• **What to produce**:
Look through the listing for the word "plot". Copy each line that has it.

• **Given data**:

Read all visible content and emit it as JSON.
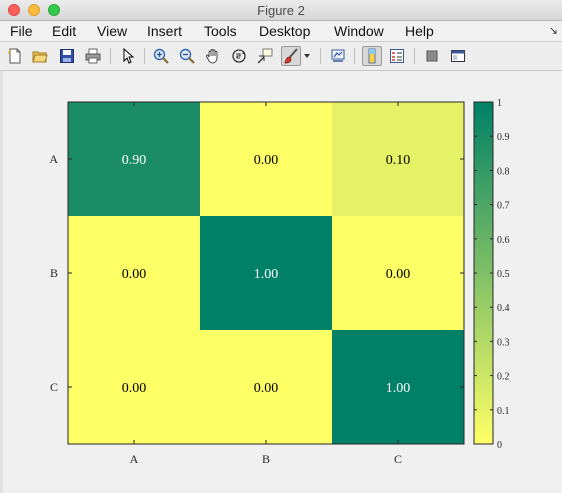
{
  "window": {
    "title": "Figure 2"
  },
  "menu": {
    "items": [
      "File",
      "Edit",
      "View",
      "Insert",
      "Tools",
      "Desktop",
      "Window",
      "Help"
    ],
    "overflow_glyph": "↘"
  },
  "toolbar": {
    "icons": [
      "new-figure-icon",
      "open-file-icon",
      "save-icon",
      "print-icon",
      "pointer-icon",
      "zoom-in-icon",
      "zoom-out-icon",
      "pan-hand-icon",
      "rotate-3d-icon",
      "data-cursor-icon",
      "brush-icon",
      "brush-dropdown-icon",
      "link-plot-icon",
      "colorbar-icon",
      "legend-icon",
      "hide-plot-tools-icon",
      "show-plot-tools-icon"
    ]
  },
  "chart_data": {
    "type": "heatmap",
    "x_categories": [
      "A",
      "B",
      "C"
    ],
    "y_categories": [
      "A",
      "B",
      "C"
    ],
    "values": [
      [
        0.9,
        0.0,
        0.1
      ],
      [
        0.0,
        1.0,
        0.0
      ],
      [
        0.0,
        0.0,
        1.0
      ]
    ],
    "value_labels": [
      [
        "0.90",
        "0.00",
        "0.10"
      ],
      [
        "0.00",
        "1.00",
        "0.00"
      ],
      [
        "0.00",
        "0.00",
        "1.00"
      ]
    ],
    "colormap": "summer-reversed",
    "color_low": "#ffff66",
    "color_high": "#008066",
    "colorbar": {
      "range": [
        0,
        1
      ],
      "ticks": [
        0,
        0.1,
        0.2,
        0.3,
        0.4,
        0.5,
        0.6,
        0.7,
        0.8,
        0.9,
        1
      ],
      "tick_labels": [
        "0",
        "0.1",
        "0.2",
        "0.3",
        "0.4",
        "0.5",
        "0.6",
        "0.7",
        "0.8",
        "0.9",
        "1"
      ],
      "placement": "right"
    }
  }
}
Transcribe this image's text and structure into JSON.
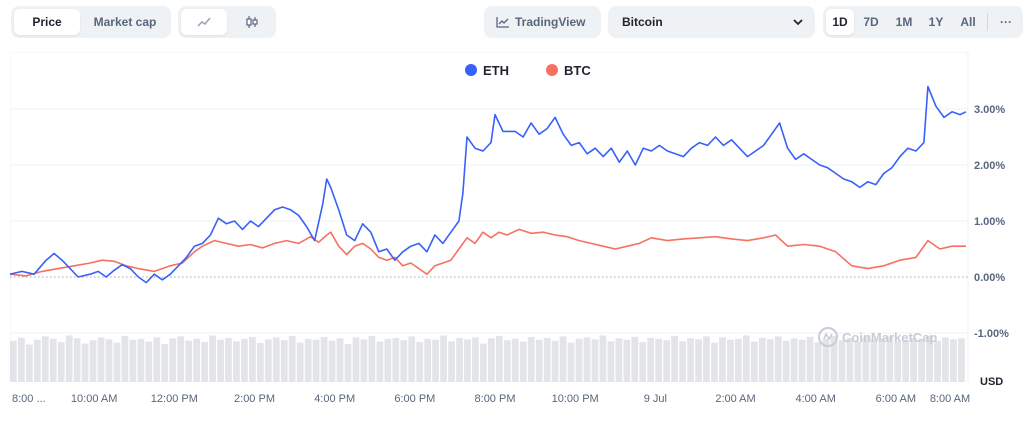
{
  "toolbar": {
    "metric_tabs": [
      {
        "label": "Price",
        "active": true
      },
      {
        "label": "Market cap",
        "active": false
      }
    ],
    "chart_style_icons": [
      "line-chart-icon",
      "candlestick-icon"
    ],
    "tradingview_label": "TradingView",
    "compare_select": {
      "value": "Bitcoin"
    },
    "ranges": [
      {
        "label": "1D",
        "active": true
      },
      {
        "label": "7D",
        "active": false
      },
      {
        "label": "1M",
        "active": false
      },
      {
        "label": "1Y",
        "active": false
      },
      {
        "label": "All",
        "active": false
      }
    ],
    "more_label": "···"
  },
  "watermark": "CoinMarketCap",
  "colors": {
    "eth": "#3861fb",
    "btc": "#f6725e",
    "grid": "#eff2f5",
    "axis_text": "#58667e"
  },
  "chart_data": {
    "type": "line",
    "legend_placement": "top-center",
    "yunit": "USD",
    "ylim": [
      -1.0,
      3.6
    ],
    "yticks": [
      3.0,
      2.0,
      1.0,
      0.0,
      -1.0
    ],
    "ytick_labels": [
      "3.00%",
      "2.00%",
      "1.00%",
      "0.00%",
      "-1.00%"
    ],
    "x_tick_labels": [
      "8:00 ...",
      "10:00 AM",
      "12:00 PM",
      "2:00 PM",
      "4:00 PM",
      "6:00 PM",
      "8:00 PM",
      "10:00 PM",
      "9 Jul",
      "2:00 AM",
      "4:00 AM",
      "6:00 AM",
      "8:00 AM"
    ],
    "x_tick_hours": [
      0.4,
      2.1,
      4.1,
      6.1,
      8.1,
      10.1,
      12.1,
      14.1,
      16.1,
      18.1,
      20.1,
      22.1,
      24.1
    ],
    "series": [
      {
        "name": "ETH",
        "color": "#3861fb",
        "points": [
          [
            0.0,
            0.05
          ],
          [
            0.3,
            0.1
          ],
          [
            0.6,
            0.05
          ],
          [
            0.9,
            0.3
          ],
          [
            1.1,
            0.42
          ],
          [
            1.3,
            0.3
          ],
          [
            1.5,
            0.15
          ],
          [
            1.7,
            0.0
          ],
          [
            2.0,
            0.05
          ],
          [
            2.2,
            0.1
          ],
          [
            2.4,
            0.0
          ],
          [
            2.6,
            0.12
          ],
          [
            2.8,
            0.22
          ],
          [
            3.0,
            0.15
          ],
          [
            3.2,
            0.0
          ],
          [
            3.4,
            -0.1
          ],
          [
            3.6,
            0.05
          ],
          [
            3.8,
            -0.05
          ],
          [
            4.0,
            0.05
          ],
          [
            4.2,
            0.2
          ],
          [
            4.4,
            0.35
          ],
          [
            4.6,
            0.55
          ],
          [
            4.8,
            0.6
          ],
          [
            5.0,
            0.75
          ],
          [
            5.2,
            1.05
          ],
          [
            5.4,
            0.95
          ],
          [
            5.6,
            1.0
          ],
          [
            5.8,
            0.85
          ],
          [
            6.0,
            1.0
          ],
          [
            6.2,
            0.9
          ],
          [
            6.4,
            1.05
          ],
          [
            6.6,
            1.2
          ],
          [
            6.8,
            1.25
          ],
          [
            7.0,
            1.2
          ],
          [
            7.2,
            1.1
          ],
          [
            7.4,
            0.9
          ],
          [
            7.6,
            0.65
          ],
          [
            7.8,
            1.3
          ],
          [
            7.9,
            1.75
          ],
          [
            8.0,
            1.6
          ],
          [
            8.2,
            1.2
          ],
          [
            8.4,
            0.75
          ],
          [
            8.6,
            0.65
          ],
          [
            8.8,
            0.95
          ],
          [
            9.0,
            0.8
          ],
          [
            9.2,
            0.45
          ],
          [
            9.4,
            0.5
          ],
          [
            9.6,
            0.3
          ],
          [
            9.8,
            0.45
          ],
          [
            10.0,
            0.55
          ],
          [
            10.2,
            0.6
          ],
          [
            10.4,
            0.45
          ],
          [
            10.6,
            0.75
          ],
          [
            10.8,
            0.6
          ],
          [
            11.0,
            0.8
          ],
          [
            11.2,
            1.0
          ],
          [
            11.3,
            1.5
          ],
          [
            11.4,
            2.5
          ],
          [
            11.6,
            2.3
          ],
          [
            11.8,
            2.25
          ],
          [
            12.0,
            2.4
          ],
          [
            12.1,
            2.9
          ],
          [
            12.3,
            2.6
          ],
          [
            12.6,
            2.6
          ],
          [
            12.8,
            2.5
          ],
          [
            13.0,
            2.75
          ],
          [
            13.2,
            2.55
          ],
          [
            13.4,
            2.65
          ],
          [
            13.6,
            2.85
          ],
          [
            13.8,
            2.55
          ],
          [
            14.0,
            2.35
          ],
          [
            14.2,
            2.4
          ],
          [
            14.4,
            2.2
          ],
          [
            14.6,
            2.3
          ],
          [
            14.8,
            2.15
          ],
          [
            15.0,
            2.3
          ],
          [
            15.2,
            2.05
          ],
          [
            15.4,
            2.25
          ],
          [
            15.6,
            2.0
          ],
          [
            15.8,
            2.3
          ],
          [
            16.0,
            2.25
          ],
          [
            16.2,
            2.35
          ],
          [
            16.4,
            2.25
          ],
          [
            16.6,
            2.2
          ],
          [
            16.8,
            2.15
          ],
          [
            17.0,
            2.3
          ],
          [
            17.2,
            2.4
          ],
          [
            17.4,
            2.35
          ],
          [
            17.6,
            2.5
          ],
          [
            17.8,
            2.35
          ],
          [
            18.0,
            2.45
          ],
          [
            18.2,
            2.3
          ],
          [
            18.4,
            2.15
          ],
          [
            18.6,
            2.25
          ],
          [
            18.8,
            2.35
          ],
          [
            19.0,
            2.55
          ],
          [
            19.2,
            2.75
          ],
          [
            19.4,
            2.3
          ],
          [
            19.6,
            2.1
          ],
          [
            19.8,
            2.2
          ],
          [
            20.0,
            2.1
          ],
          [
            20.2,
            2.0
          ],
          [
            20.4,
            1.95
          ],
          [
            20.6,
            1.85
          ],
          [
            20.8,
            1.75
          ],
          [
            21.0,
            1.7
          ],
          [
            21.2,
            1.6
          ],
          [
            21.4,
            1.7
          ],
          [
            21.6,
            1.65
          ],
          [
            21.8,
            1.85
          ],
          [
            22.0,
            1.95
          ],
          [
            22.2,
            2.15
          ],
          [
            22.4,
            2.3
          ],
          [
            22.6,
            2.25
          ],
          [
            22.8,
            2.4
          ],
          [
            22.9,
            3.4
          ],
          [
            23.1,
            3.05
          ],
          [
            23.3,
            2.85
          ],
          [
            23.5,
            2.95
          ],
          [
            23.7,
            2.9
          ],
          [
            23.85,
            2.95
          ]
        ]
      },
      {
        "name": "BTC",
        "color": "#f6725e",
        "points": [
          [
            0.0,
            0.05
          ],
          [
            0.4,
            0.02
          ],
          [
            0.8,
            0.1
          ],
          [
            1.2,
            0.15
          ],
          [
            1.6,
            0.2
          ],
          [
            2.0,
            0.25
          ],
          [
            2.3,
            0.3
          ],
          [
            2.6,
            0.28
          ],
          [
            2.9,
            0.2
          ],
          [
            3.2,
            0.15
          ],
          [
            3.6,
            0.1
          ],
          [
            4.0,
            0.2
          ],
          [
            4.3,
            0.25
          ],
          [
            4.6,
            0.45
          ],
          [
            4.8,
            0.55
          ],
          [
            5.1,
            0.65
          ],
          [
            5.4,
            0.6
          ],
          [
            5.7,
            0.55
          ],
          [
            6.0,
            0.58
          ],
          [
            6.3,
            0.52
          ],
          [
            6.6,
            0.6
          ],
          [
            6.9,
            0.65
          ],
          [
            7.2,
            0.6
          ],
          [
            7.5,
            0.72
          ],
          [
            7.7,
            0.62
          ],
          [
            7.9,
            0.75
          ],
          [
            8.0,
            0.8
          ],
          [
            8.2,
            0.55
          ],
          [
            8.4,
            0.4
          ],
          [
            8.6,
            0.55
          ],
          [
            8.8,
            0.6
          ],
          [
            9.0,
            0.5
          ],
          [
            9.2,
            0.35
          ],
          [
            9.4,
            0.3
          ],
          [
            9.6,
            0.35
          ],
          [
            9.8,
            0.2
          ],
          [
            10.0,
            0.25
          ],
          [
            10.2,
            0.15
          ],
          [
            10.4,
            0.05
          ],
          [
            10.6,
            0.2
          ],
          [
            10.8,
            0.25
          ],
          [
            11.0,
            0.3
          ],
          [
            11.2,
            0.5
          ],
          [
            11.4,
            0.7
          ],
          [
            11.6,
            0.6
          ],
          [
            11.8,
            0.8
          ],
          [
            12.0,
            0.7
          ],
          [
            12.2,
            0.8
          ],
          [
            12.4,
            0.75
          ],
          [
            12.7,
            0.85
          ],
          [
            13.0,
            0.78
          ],
          [
            13.3,
            0.8
          ],
          [
            13.6,
            0.75
          ],
          [
            13.9,
            0.72
          ],
          [
            14.2,
            0.65
          ],
          [
            14.5,
            0.6
          ],
          [
            14.8,
            0.55
          ],
          [
            15.1,
            0.5
          ],
          [
            15.4,
            0.55
          ],
          [
            15.7,
            0.6
          ],
          [
            16.0,
            0.7
          ],
          [
            16.4,
            0.65
          ],
          [
            16.8,
            0.68
          ],
          [
            17.2,
            0.7
          ],
          [
            17.6,
            0.72
          ],
          [
            18.0,
            0.68
          ],
          [
            18.4,
            0.65
          ],
          [
            18.8,
            0.7
          ],
          [
            19.1,
            0.75
          ],
          [
            19.4,
            0.55
          ],
          [
            19.8,
            0.58
          ],
          [
            20.2,
            0.55
          ],
          [
            20.6,
            0.45
          ],
          [
            21.0,
            0.2
          ],
          [
            21.4,
            0.15
          ],
          [
            21.8,
            0.2
          ],
          [
            22.2,
            0.3
          ],
          [
            22.6,
            0.35
          ],
          [
            22.9,
            0.65
          ],
          [
            23.2,
            0.5
          ],
          [
            23.5,
            0.55
          ],
          [
            23.85,
            0.55
          ]
        ]
      }
    ],
    "volume": {
      "color": "#d8dbe0",
      "values": [
        0.86,
        0.92,
        0.78,
        0.88,
        0.95,
        0.9,
        0.83,
        0.97,
        0.91,
        0.8,
        0.87,
        0.93,
        0.89,
        0.82,
        0.96,
        0.88,
        0.9,
        0.84,
        0.93,
        0.79,
        0.91,
        0.95,
        0.86,
        0.9,
        0.83,
        0.97,
        0.88,
        0.92,
        0.85,
        0.9,
        0.94,
        0.81,
        0.89,
        0.93,
        0.87,
        0.96,
        0.82,
        0.9,
        0.88,
        0.94,
        0.86,
        0.91,
        0.79,
        0.93,
        0.89,
        0.96,
        0.84,
        0.9,
        0.92,
        0.87,
        0.95,
        0.83,
        0.9,
        0.88,
        0.97,
        0.85,
        0.92,
        0.89,
        0.93,
        0.8,
        0.91,
        0.96,
        0.87,
        0.9,
        0.84,
        0.94,
        0.88,
        0.92,
        0.86,
        0.95,
        0.82,
        0.9,
        0.93,
        0.89,
        0.97,
        0.85,
        0.91,
        0.88,
        0.94,
        0.83,
        0.92,
        0.9,
        0.87,
        0.96,
        0.85,
        0.91,
        0.89,
        0.95,
        0.82,
        0.93,
        0.88,
        0.9,
        0.97,
        0.84,
        0.92,
        0.89,
        0.95,
        0.86,
        0.91,
        0.88,
        0.94,
        0.83,
        0.9,
        0.96,
        0.87,
        0.92,
        0.85,
        0.93,
        0.89,
        0.91,
        0.95,
        0.84,
        0.88,
        0.92,
        0.9,
        0.96,
        0.86,
        0.93,
        0.89,
        0.91
      ]
    }
  }
}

• **Written reply**:
      "link-plot-icon",
      "hide-plot-tools-icon",
      "show-plot-tools-icon"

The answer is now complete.